_Task description_
Work out how many lines in the data hold the word "según", and reply with that number only.
--- START ---
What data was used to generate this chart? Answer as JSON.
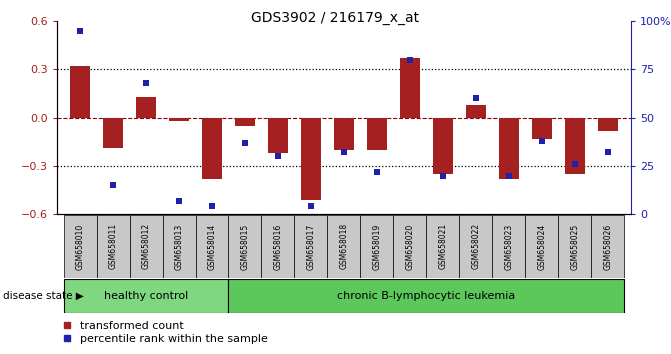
{
  "title": "GDS3902 / 216179_x_at",
  "samples": [
    "GSM658010",
    "GSM658011",
    "GSM658012",
    "GSM658013",
    "GSM658014",
    "GSM658015",
    "GSM658016",
    "GSM658017",
    "GSM658018",
    "GSM658019",
    "GSM658020",
    "GSM658021",
    "GSM658022",
    "GSM658023",
    "GSM658024",
    "GSM658025",
    "GSM658026"
  ],
  "transformed_count": [
    0.32,
    -0.19,
    0.13,
    -0.02,
    -0.38,
    -0.05,
    -0.22,
    -0.51,
    -0.2,
    -0.2,
    0.37,
    -0.35,
    0.08,
    -0.38,
    -0.13,
    -0.35,
    -0.08
  ],
  "percentile_rank": [
    95,
    15,
    68,
    7,
    4,
    37,
    30,
    4,
    32,
    22,
    80,
    20,
    60,
    20,
    38,
    26,
    32
  ],
  "healthy_control_count": 5,
  "bar_color": "#A52020",
  "dot_color": "#2020AA",
  "ylim_left": [
    -0.6,
    0.6
  ],
  "ylim_right": [
    0,
    100
  ],
  "yticks_left": [
    -0.6,
    -0.3,
    0.0,
    0.3,
    0.6
  ],
  "yticks_right": [
    0,
    25,
    50,
    75,
    100
  ],
  "ytick_labels_right": [
    "0",
    "25",
    "50",
    "75",
    "100%"
  ],
  "group_label_healthy": "healthy control",
  "group_label_leukemia": "chronic B-lymphocytic leukemia",
  "disease_state_label": "disease state",
  "legend_bar_label": "transformed count",
  "legend_dot_label": "percentile rank within the sample",
  "dotted_lines": [
    -0.3,
    0.3
  ],
  "bg_color": "#FFFFFF",
  "label_area_color": "#C8C8C8",
  "healthy_color": "#7FD87F",
  "leukemia_color": "#5CC85C",
  "bar_width": 0.6
}
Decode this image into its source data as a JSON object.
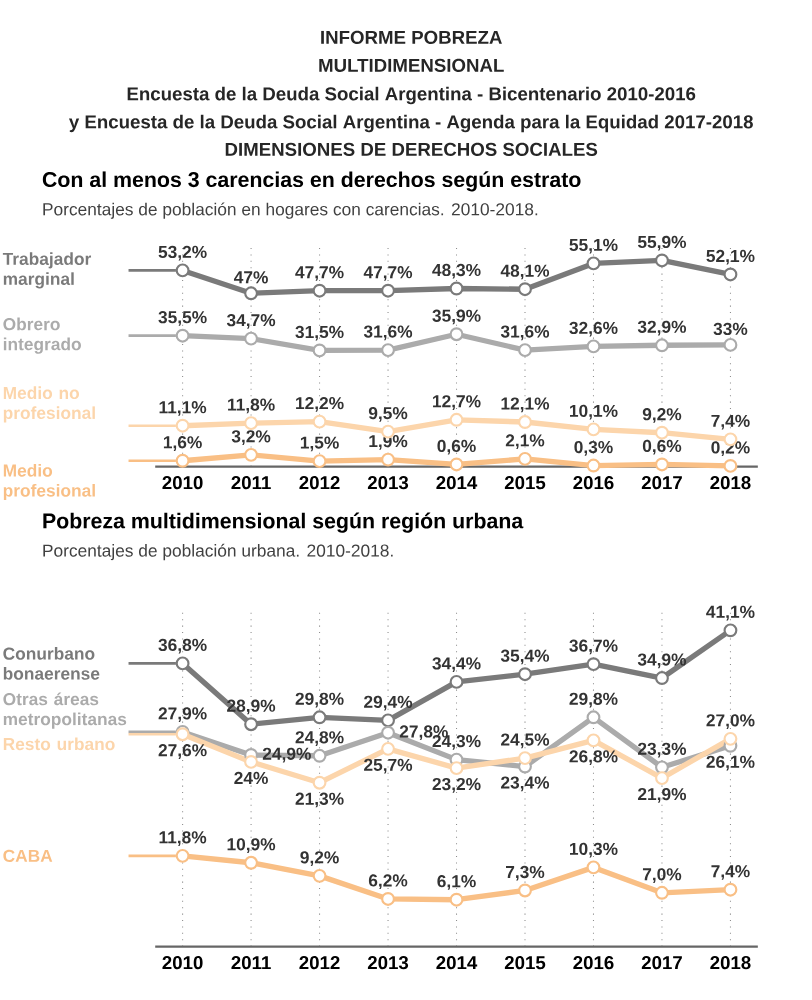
{
  "chart_data": [
    {
      "type": "line",
      "title": "Con al menos 3 carencias en derechos según estrato",
      "subtitle": "Porcentajes de población en hogares con carencias. 2010-2018.",
      "annotations": [
        "INFORME POBREZA",
        "MULTIDIMENSIONAL",
        "Encuesta de la Deuda Social Argentina - Bicentenario 2010-2016",
        "y Encuesta de la Deuda Social Argentina - Agenda para la Equidad 2017-2018",
        "DIMENSIONES DE DERECHOS SOCIALES"
      ],
      "categories": [
        "2010",
        "2011",
        "2012",
        "2013",
        "2014",
        "2015",
        "2016",
        "2017",
        "2018"
      ],
      "ylim": [
        0,
        60
      ],
      "tick_labels": "x",
      "grid": "x",
      "marker": "circle",
      "legend": "left",
      "series": [
        {
          "name": "Trabajador marginal",
          "color": "#7a7a7a",
          "values": [
            53.2,
            47,
            47.7,
            47.7,
            48.3,
            48.1,
            55.1,
            55.9,
            52.1
          ],
          "value_labels": [
            "53,2%",
            "47%",
            "47,7%",
            "47,7%",
            "48,3%",
            "48,1%",
            "55,1%",
            "55,9%",
            "52,1%"
          ]
        },
        {
          "name": "Obrero integrado",
          "color": "#ababab",
          "values": [
            35.5,
            34.7,
            31.5,
            31.6,
            35.9,
            31.6,
            32.6,
            32.9,
            33
          ],
          "value_labels": [
            "35,5%",
            "34,7%",
            "31,5%",
            "31,6%",
            "35,9%",
            "31,6%",
            "32,6%",
            "32,9%",
            "33%"
          ]
        },
        {
          "name": "Medio no profesional",
          "color": "#fcd5ab",
          "values": [
            11.1,
            11.8,
            12.2,
            9.5,
            12.7,
            12.1,
            10.1,
            9.2,
            7.4
          ],
          "value_labels": [
            "11,1%",
            "11,8%",
            "12,2%",
            "9,5%",
            "12,7%",
            "12,1%",
            "10,1%",
            "9,2%",
            "7,4%"
          ]
        },
        {
          "name": "Medio profesional",
          "color": "#f9bf85",
          "values": [
            1.6,
            3.2,
            1.5,
            1.9,
            0.6,
            2.1,
            0.3,
            0.6,
            0.2
          ],
          "value_labels": [
            "1,6%",
            "3,2%",
            "1,5%",
            "1,9%",
            "0,6%",
            "2,1%",
            "0,3%",
            "0,6%",
            "0,2%"
          ]
        }
      ]
    },
    {
      "type": "line",
      "title": "Pobreza multidimensional según región urbana",
      "subtitle": "Porcentajes de población urbana. 2010-2018.",
      "categories": [
        "2010",
        "2011",
        "2012",
        "2013",
        "2014",
        "2015",
        "2016",
        "2017",
        "2018"
      ],
      "ylim": [
        0,
        44
      ],
      "tick_labels": "x",
      "grid": "x",
      "marker": "circle",
      "legend": "left",
      "series": [
        {
          "name": "Conurbano bonaerense",
          "color": "#7a7a7a",
          "values": [
            36.8,
            28.9,
            29.8,
            29.4,
            34.4,
            35.4,
            36.7,
            34.9,
            41.1
          ],
          "value_labels": [
            "36,8%",
            "28,9%",
            "29,8%",
            "29,4%",
            "34,4%",
            "35,4%",
            "36,7%",
            "34,9%",
            "41,1%"
          ]
        },
        {
          "name": "Otras áreas metropolitanas",
          "color": "#ababab",
          "values": [
            27.9,
            24.9,
            24.8,
            27.8,
            24.3,
            23.4,
            29.8,
            23.3,
            26.1
          ],
          "value_labels": [
            "27,9%",
            "24,9%",
            "24,8%",
            "27,8%",
            "24,3%",
            "23,4%",
            "29,8%",
            "23,3%",
            "26,1%"
          ]
        },
        {
          "name": "Resto urbano",
          "color": "#fcd5ab",
          "values": [
            27.6,
            24,
            21.3,
            25.7,
            23.2,
            24.5,
            26.8,
            21.9,
            27.0
          ],
          "value_labels": [
            "27,6%",
            "24%",
            "21,3%",
            "25,7%",
            "23,2%",
            "24,5%",
            "26,8%",
            "21,9%",
            "27,0%"
          ]
        },
        {
          "name": "CABA",
          "color": "#f9bf85",
          "values": [
            11.8,
            10.9,
            9.2,
            6.2,
            6.1,
            7.3,
            10.3,
            7.0,
            7.4
          ],
          "value_labels": [
            "11,8%",
            "10,9%",
            "9,2%",
            "6,2%",
            "6,1%",
            "7,3%",
            "10,3%",
            "7,0%",
            "7,4%"
          ]
        }
      ]
    }
  ]
}
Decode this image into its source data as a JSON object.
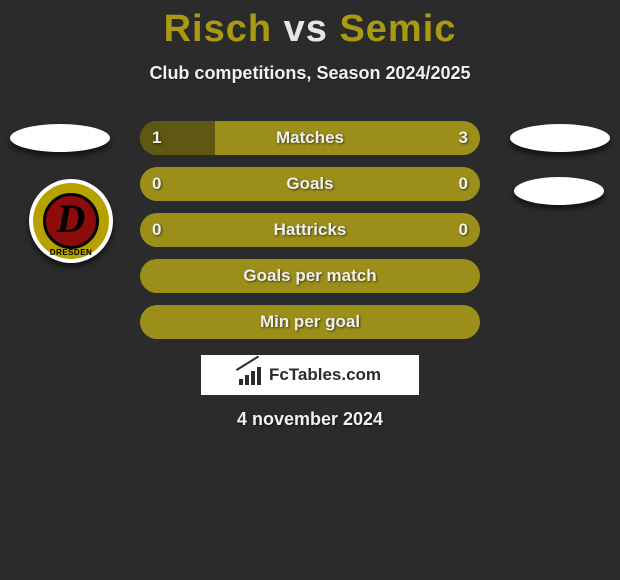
--- END ---
_Result of this task_
2